**WHAT NEEDS TO BE DONE:** Every line below that holds the string "вызовы" should be copied out.

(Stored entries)
□ □ □ □ □

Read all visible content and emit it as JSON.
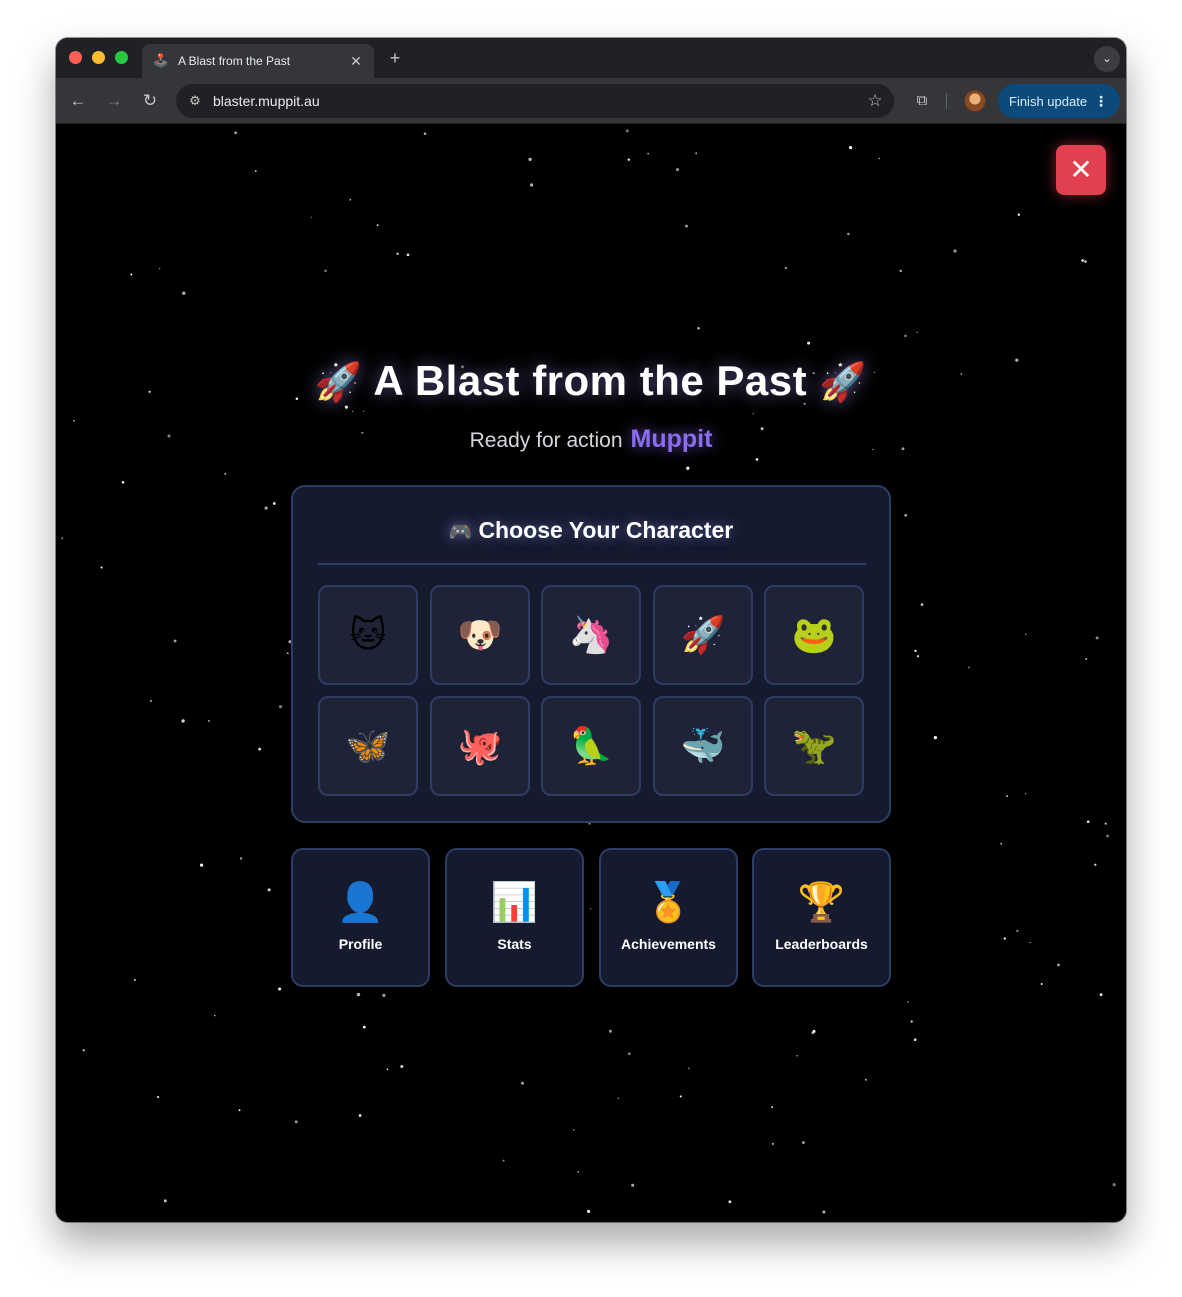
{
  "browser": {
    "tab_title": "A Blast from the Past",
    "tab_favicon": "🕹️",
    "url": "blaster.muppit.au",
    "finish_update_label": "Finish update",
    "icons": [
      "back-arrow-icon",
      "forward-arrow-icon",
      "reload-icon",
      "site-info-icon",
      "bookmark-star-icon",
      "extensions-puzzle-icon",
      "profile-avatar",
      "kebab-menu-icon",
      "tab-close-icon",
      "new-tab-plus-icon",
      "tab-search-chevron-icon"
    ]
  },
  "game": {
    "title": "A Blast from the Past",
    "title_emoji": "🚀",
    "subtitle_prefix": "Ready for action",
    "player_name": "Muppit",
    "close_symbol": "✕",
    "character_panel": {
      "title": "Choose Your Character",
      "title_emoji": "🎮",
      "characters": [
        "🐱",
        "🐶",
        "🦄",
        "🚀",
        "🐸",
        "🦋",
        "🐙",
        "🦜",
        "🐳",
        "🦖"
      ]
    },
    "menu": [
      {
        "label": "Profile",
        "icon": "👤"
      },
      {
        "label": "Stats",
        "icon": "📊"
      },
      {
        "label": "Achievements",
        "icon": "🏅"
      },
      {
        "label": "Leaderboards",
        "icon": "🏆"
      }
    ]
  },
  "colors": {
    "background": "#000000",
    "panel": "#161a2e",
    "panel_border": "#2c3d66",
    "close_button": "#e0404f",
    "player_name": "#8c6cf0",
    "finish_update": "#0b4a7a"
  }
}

□ □ □ □ □

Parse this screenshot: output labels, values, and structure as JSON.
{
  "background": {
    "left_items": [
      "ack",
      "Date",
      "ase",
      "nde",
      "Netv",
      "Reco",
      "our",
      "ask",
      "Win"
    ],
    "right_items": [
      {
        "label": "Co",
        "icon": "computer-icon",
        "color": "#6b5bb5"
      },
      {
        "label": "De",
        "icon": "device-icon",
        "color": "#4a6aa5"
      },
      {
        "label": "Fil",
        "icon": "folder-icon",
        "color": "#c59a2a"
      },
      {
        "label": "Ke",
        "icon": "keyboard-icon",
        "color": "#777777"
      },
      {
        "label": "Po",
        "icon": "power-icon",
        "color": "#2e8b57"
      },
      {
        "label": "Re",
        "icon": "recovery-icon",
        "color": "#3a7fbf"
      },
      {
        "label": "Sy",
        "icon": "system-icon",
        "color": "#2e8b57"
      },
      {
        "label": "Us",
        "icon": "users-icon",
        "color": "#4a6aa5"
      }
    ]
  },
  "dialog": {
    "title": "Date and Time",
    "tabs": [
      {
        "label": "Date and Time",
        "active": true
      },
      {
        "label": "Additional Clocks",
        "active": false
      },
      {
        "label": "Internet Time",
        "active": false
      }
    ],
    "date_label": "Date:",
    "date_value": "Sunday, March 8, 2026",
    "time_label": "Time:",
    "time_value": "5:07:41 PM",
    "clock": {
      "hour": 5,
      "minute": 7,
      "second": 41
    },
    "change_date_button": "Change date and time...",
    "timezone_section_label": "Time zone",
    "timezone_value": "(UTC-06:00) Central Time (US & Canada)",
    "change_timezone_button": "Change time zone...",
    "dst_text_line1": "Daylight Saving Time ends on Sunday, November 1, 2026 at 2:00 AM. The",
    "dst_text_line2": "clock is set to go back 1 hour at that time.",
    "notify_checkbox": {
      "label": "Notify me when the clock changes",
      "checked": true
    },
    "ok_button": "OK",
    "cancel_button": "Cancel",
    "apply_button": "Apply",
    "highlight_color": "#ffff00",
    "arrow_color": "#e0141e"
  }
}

□ □ □ □ □

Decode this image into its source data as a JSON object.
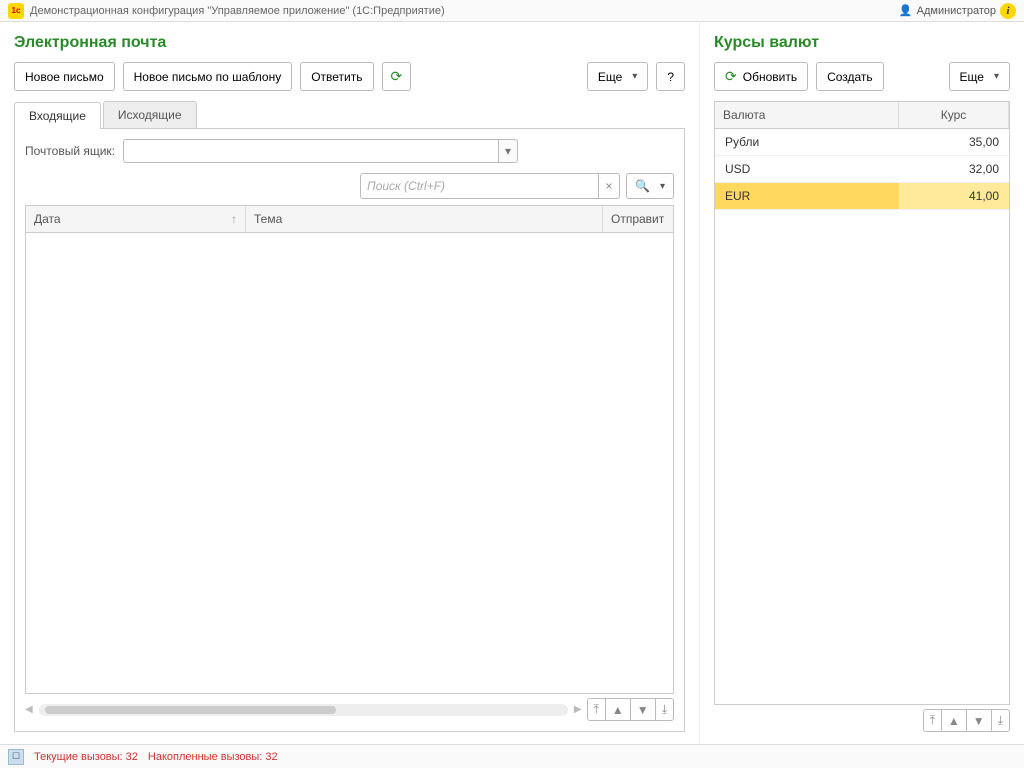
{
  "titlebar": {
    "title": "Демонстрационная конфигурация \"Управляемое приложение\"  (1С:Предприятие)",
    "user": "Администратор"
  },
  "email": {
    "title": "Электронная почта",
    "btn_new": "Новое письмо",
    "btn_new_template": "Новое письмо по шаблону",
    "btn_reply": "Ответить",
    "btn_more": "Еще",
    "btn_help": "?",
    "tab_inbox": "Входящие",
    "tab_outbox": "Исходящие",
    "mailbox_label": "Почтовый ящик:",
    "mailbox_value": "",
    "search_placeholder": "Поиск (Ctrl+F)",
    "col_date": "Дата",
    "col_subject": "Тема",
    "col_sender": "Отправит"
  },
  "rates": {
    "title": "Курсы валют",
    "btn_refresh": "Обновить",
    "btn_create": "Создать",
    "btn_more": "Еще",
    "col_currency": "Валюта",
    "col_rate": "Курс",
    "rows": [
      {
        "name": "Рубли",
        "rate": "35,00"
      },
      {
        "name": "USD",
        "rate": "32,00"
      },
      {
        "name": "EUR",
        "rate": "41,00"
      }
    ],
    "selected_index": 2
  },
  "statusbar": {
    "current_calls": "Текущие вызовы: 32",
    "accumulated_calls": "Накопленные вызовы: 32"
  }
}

□ □ □ □ □

**OUTPUT BELOW:**
    "current_calls": "Текущие вызовы: 32",
    "accumulated_calls": "Накопленные вызовы: 32"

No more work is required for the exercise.